* [OBJECTIVE] Copy out every record below exactly as written, but leave out any pictures.

* [STORED ROWS]
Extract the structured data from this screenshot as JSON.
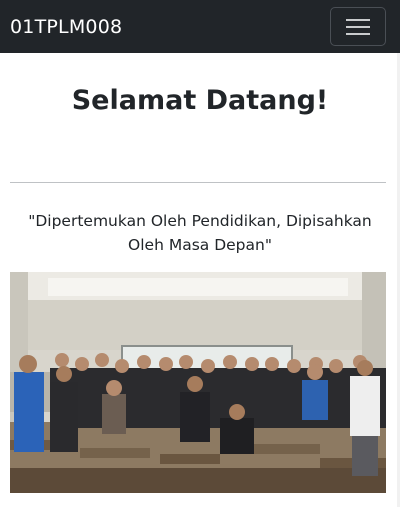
{
  "navbar": {
    "brand": "01TPLM008",
    "menu_icon": "hamburger-icon"
  },
  "main": {
    "title": "Selamat Datang!",
    "quote": "\"Dipertemukan Oleh Pendidikan, Dipisahkan Oleh Masa Depan\""
  },
  "colors": {
    "navbar_bg": "#212529",
    "text": "#212529",
    "divider": "#bfc2c5"
  }
}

* [OUTPUT FOR THIS TASK]
Extract the structured data from this screenshot as JSON.
{
  "navbar": {
    "brand": "01TPLM008",
    "menu_icon": "hamburger-icon"
  },
  "main": {
    "title": "Selamat Datang!",
    "quote": "\"Dipertemukan Oleh Pendidikan, Dipisahkan Oleh Masa Depan\""
  },
  "colors": {
    "navbar_bg": "#212529",
    "text": "#212529",
    "divider": "#bfc2c5"
  }
}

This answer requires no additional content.